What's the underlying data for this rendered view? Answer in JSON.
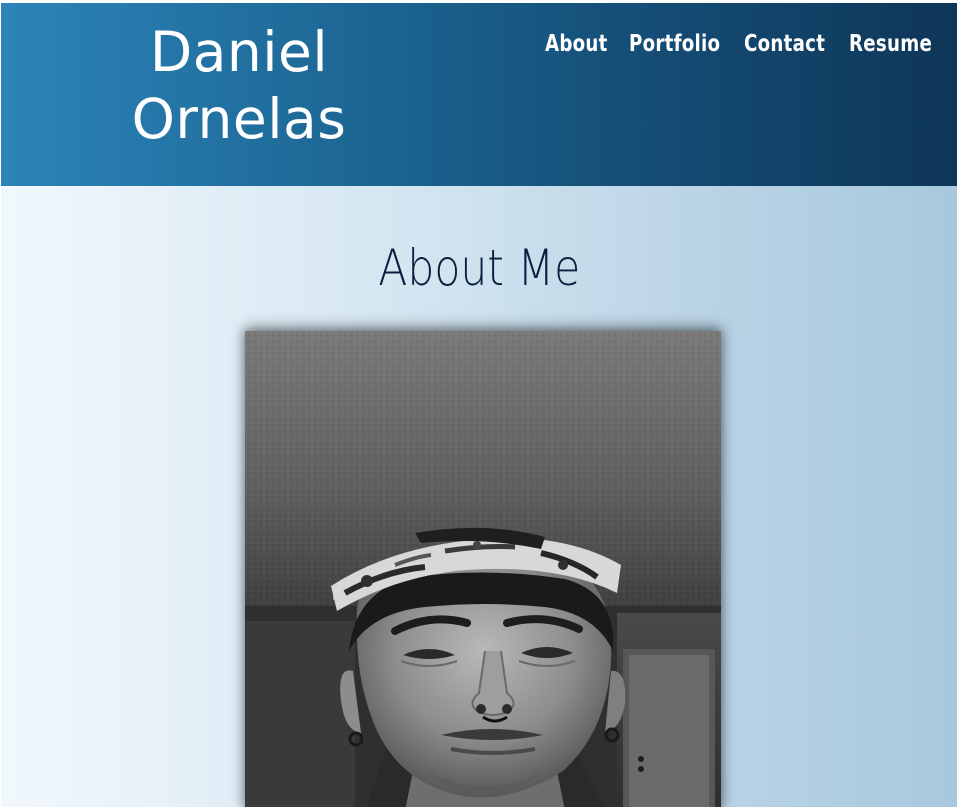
{
  "header": {
    "brand_line1": "Daniel",
    "brand_line2": "Ornelas",
    "nav": {
      "about": "About",
      "portfolio": "Portfolio",
      "contact": "Contact",
      "resume": "Resume"
    }
  },
  "main": {
    "section_title": "About Me",
    "photo": {
      "alt": "Black and white selfie of Daniel Ornelas wearing a backwards cap"
    }
  },
  "colors": {
    "header_gradient_start": "#2c84b9",
    "header_gradient_end": "#0e3658",
    "body_gradient_start": "#f1f8fd",
    "body_gradient_end": "#a8c8de",
    "title_color": "#0b1e3f",
    "nav_text": "#ffffff"
  }
}
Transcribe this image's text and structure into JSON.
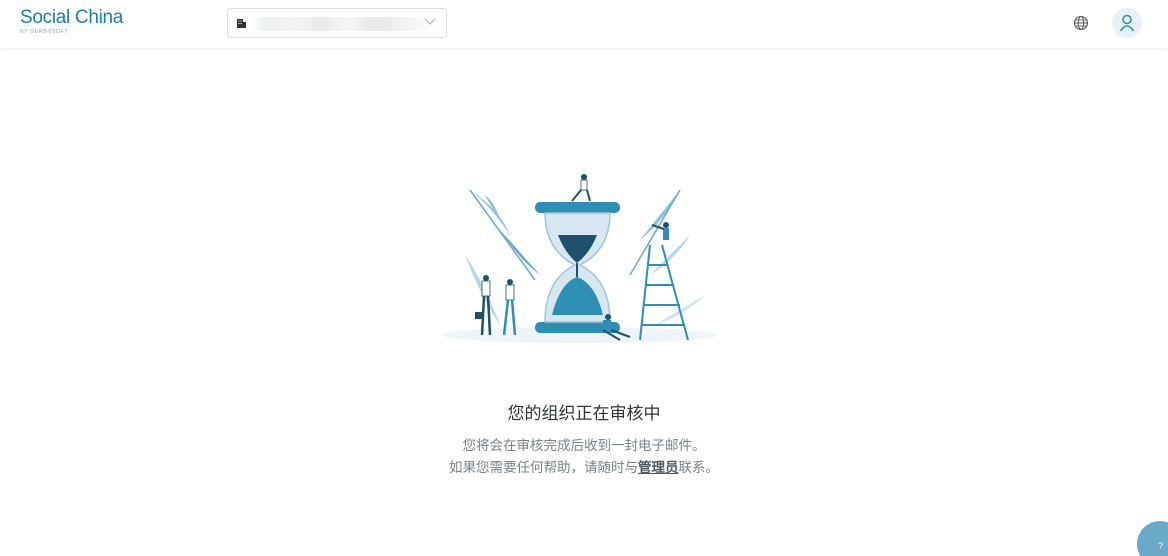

● TASK DETAILS:
Without the pictures, restate each entry exactly.

● PROBLEM SOLUTION:
What's the underlying data for this rendered view? Answer in JSON.
{
  "header": {
    "brand_line1": "Daniel",
    "brand_line2": "Ornelas",
    "nav": {
      "about": "About",
      "portfolio": "Portfolio",
      "contact": "Contact",
      "resume": "Resume"
    }
  },
  "main": {
    "section_title": "About Me",
    "photo": {
      "alt": "Black and white selfie of Daniel Ornelas wearing a backwards cap"
    }
  },
  "colors": {
    "header_gradient_start": "#2c84b9",
    "header_gradient_end": "#0e3658",
    "body_gradient_start": "#f1f8fd",
    "body_gradient_end": "#a8c8de",
    "title_color": "#0b1e3f",
    "nav_text": "#ffffff"
  }
}
Transcribe this image's text and structure into JSON.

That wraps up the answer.